Voci del dataset:
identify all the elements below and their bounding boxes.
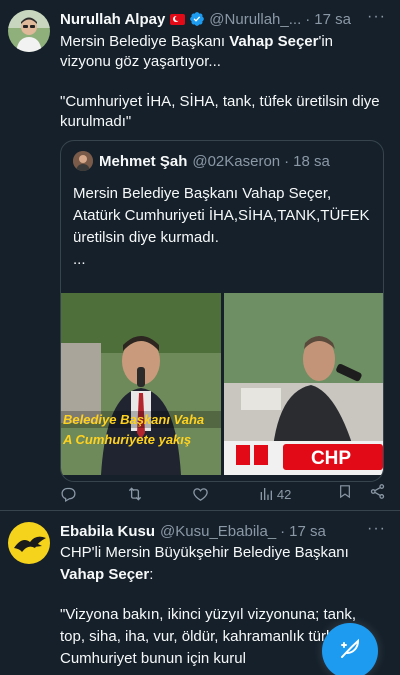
more-icon[interactable]: ··· bbox=[367, 520, 386, 538]
like-button[interactable] bbox=[192, 486, 212, 503]
reply-icon bbox=[60, 486, 77, 503]
author-handle[interactable]: @Kusu_Ebabila_ bbox=[160, 523, 276, 540]
tweet-text-mention: Vahap Seçer: bbox=[60, 565, 386, 585]
media-caption-line1: Belediye Başkanı Vaha bbox=[63, 412, 204, 427]
more-icon[interactable]: ··· bbox=[367, 8, 386, 26]
avatar[interactable] bbox=[8, 522, 50, 564]
views-button[interactable]: 42 bbox=[258, 486, 291, 502]
tweet-text: Mersin Belediye Başkanı Vahap Seçer'in v… bbox=[60, 32, 386, 72]
quoted-text: Mersin Belediye Başkanı Vahap Seçer, Ata… bbox=[73, 185, 370, 268]
retweet-button[interactable] bbox=[126, 485, 147, 503]
timestamp[interactable]: 17 sa bbox=[314, 11, 351, 28]
quoted-avatar bbox=[73, 151, 93, 171]
quoted-author-name[interactable]: Mehmet Şah bbox=[99, 153, 187, 170]
quoted-media[interactable]: Belediye Başkanı Vaha A Cumhuriyete yakı… bbox=[61, 293, 384, 475]
mention-name: Vahap Seçer bbox=[229, 33, 319, 50]
tweet-text-part: : bbox=[149, 566, 154, 583]
heart-icon bbox=[192, 486, 209, 503]
compose-feather-icon bbox=[338, 637, 362, 666]
author-name[interactable]: Nurullah Alpay bbox=[60, 11, 165, 28]
verified-badge-icon bbox=[189, 11, 205, 27]
tweet-text: CHP'li Mersin Büyükşehir Belediye Başkan… bbox=[60, 544, 349, 561]
tweet-text-part: Mersin Belediye Başkanı bbox=[60, 33, 230, 50]
timestamp[interactable]: 17 sa bbox=[289, 523, 326, 540]
quoted-tweet[interactable]: Mehmet Şah @02Kaseron · 18 sa Mersin Bel… bbox=[60, 140, 384, 482]
share-icon[interactable] bbox=[369, 483, 386, 505]
reply-button[interactable] bbox=[60, 486, 80, 503]
mention-name: Vahap Seçer bbox=[60, 566, 150, 583]
avatar[interactable] bbox=[8, 10, 50, 52]
views-icon bbox=[258, 486, 274, 502]
media-banner-text: CHP bbox=[311, 448, 351, 469]
views-count: 42 bbox=[276, 486, 292, 502]
bookmark-icon[interactable] bbox=[337, 483, 353, 505]
quoted-author-handle[interactable]: @02Kaseron bbox=[192, 153, 280, 170]
media-caption-line2: A Cumhuriyete yakış bbox=[62, 432, 191, 447]
turkey-flag-icon bbox=[170, 13, 186, 25]
separator-dot: · bbox=[284, 152, 290, 170]
compose-button[interactable] bbox=[322, 623, 378, 675]
retweet-icon bbox=[126, 485, 144, 503]
separator-dot: · bbox=[280, 522, 286, 540]
quoted-timestamp[interactable]: 18 sa bbox=[293, 153, 330, 170]
tweet-actions: 42 bbox=[60, 484, 386, 504]
tweet-nurullah[interactable]: Nurullah Alpay @Nurullah_... · 17 sa ···… bbox=[0, 0, 400, 511]
author-name[interactable]: Ebabila Kusu bbox=[60, 523, 155, 540]
author-handle[interactable]: @Nurullah_... bbox=[209, 11, 301, 28]
tweet-quote-text: "Cumhuriyet İHA, SİHA, tank, tüfek üreti… bbox=[60, 93, 380, 130]
separator-dot: · bbox=[305, 10, 311, 28]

COSA SI CHIEDE
Riscrivi come lista JSON di stringhe le righe del materiale comprese tra quella che contiene "more-icon[interactable]: ··· bbox=[367, 520, 386, 538]" e quella che contiene "media-caption-line1: Belediye Başkanı", estremi inclusi, con una stringa per riga e senza righe vuote.

RISPOSTA
[
  "more-icon[interactable]: ··· bbox=[367, 520, 386, 538]",
  "like-button[interactable] bbox=[192, 486, 212, 503]",
  "reply-icon bbox=[60, 486, 77, 503]",
  "author-handle[interactable]: @Kusu_Ebabila_ bbox=[160, 523, 276, 540]",
  "tweet-text-mention: Vahap Seçer: bbox=[60, 565, 386, 585]",
  "media-caption-line1: Belediye Başkanı Vaha bbox=[63, 412, 204, 427]"
]